Each line of the material must be repeated precisely, with the pictures left out.
++++ DATA SUPPLIED
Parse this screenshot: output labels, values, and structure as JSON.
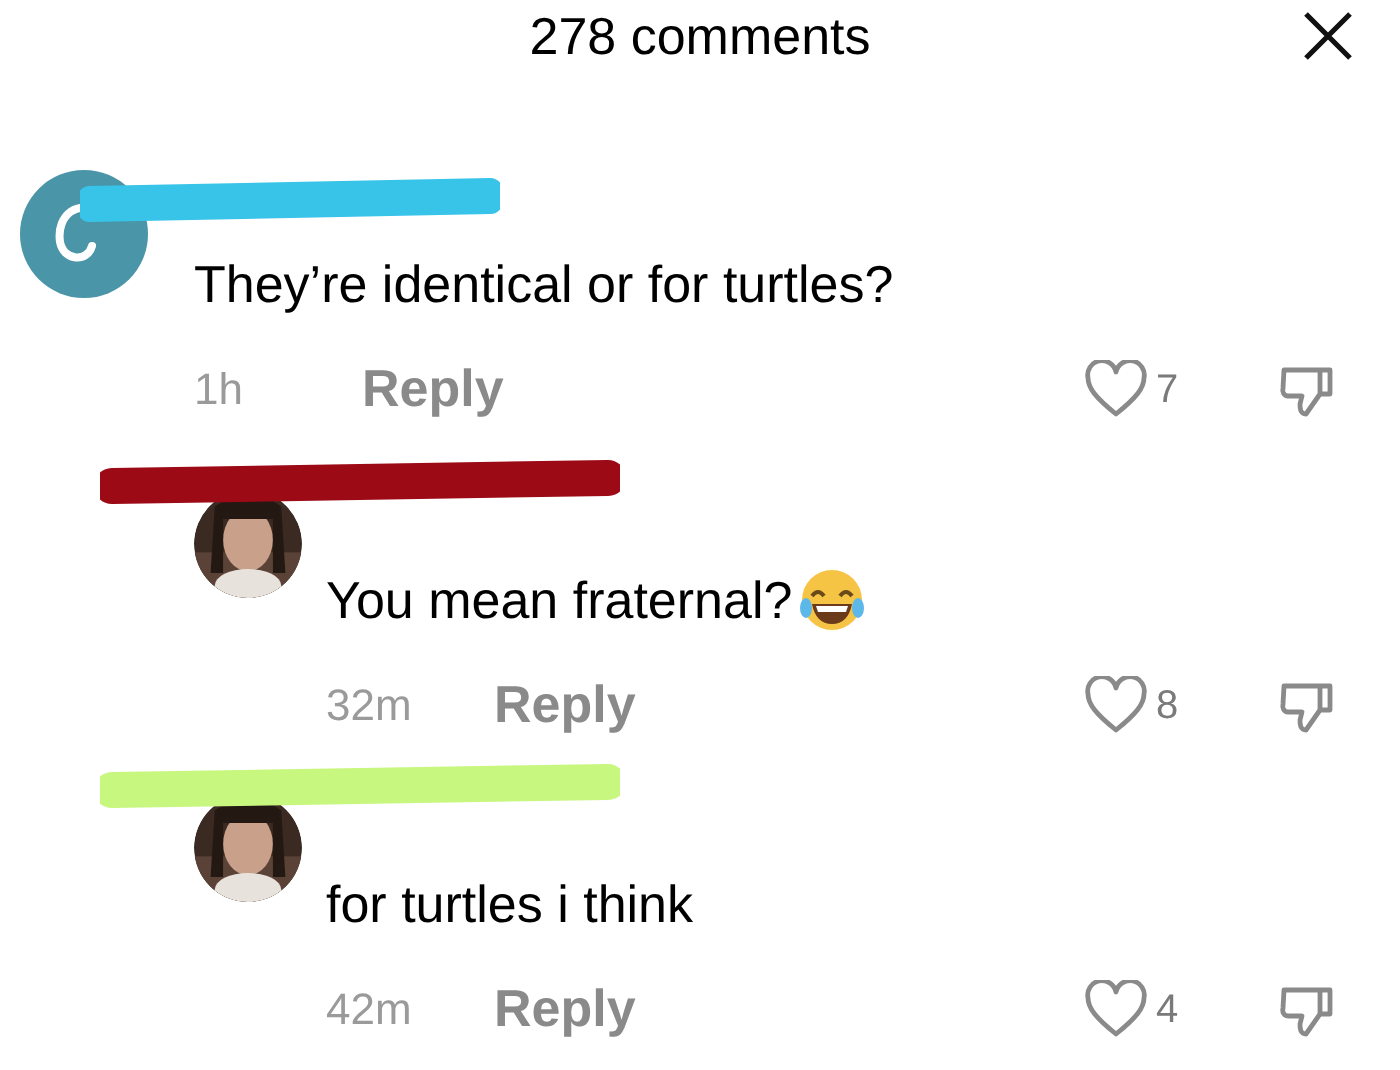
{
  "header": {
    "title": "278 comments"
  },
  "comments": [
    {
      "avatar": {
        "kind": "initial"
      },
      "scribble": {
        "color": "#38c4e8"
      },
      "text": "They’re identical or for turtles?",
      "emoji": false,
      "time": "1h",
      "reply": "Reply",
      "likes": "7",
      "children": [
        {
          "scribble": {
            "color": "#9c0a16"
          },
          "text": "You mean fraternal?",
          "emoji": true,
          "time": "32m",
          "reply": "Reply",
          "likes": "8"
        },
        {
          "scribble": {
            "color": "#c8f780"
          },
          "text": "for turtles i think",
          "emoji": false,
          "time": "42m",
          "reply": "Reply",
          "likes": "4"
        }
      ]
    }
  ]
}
++++++++
● **THE OUTPUT**:
Parse this screenshot: output labels, values, and structure as JSON.
{
  "header": {
    "title": "278 comments"
  },
  "comments": [
    {
      "avatar": {
        "kind": "initial"
      },
      "scribble": {
        "color": "#38c4e8"
      },
      "text": "They’re identical or for turtles?",
      "emoji": false,
      "time": "1h",
      "reply": "Reply",
      "likes": "7",
      "children": [
        {
          "scribble": {
            "color": "#9c0a16"
          },
          "text": "You mean fraternal?",
          "emoji": true,
          "time": "32m",
          "reply": "Reply",
          "likes": "8"
        },
        {
          "scribble": {
            "color": "#c8f780"
          },
          "text": "for turtles i think",
          "emoji": false,
          "time": "42m",
          "reply": "Reply",
          "likes": "4"
        }
      ]
    }
  ]
}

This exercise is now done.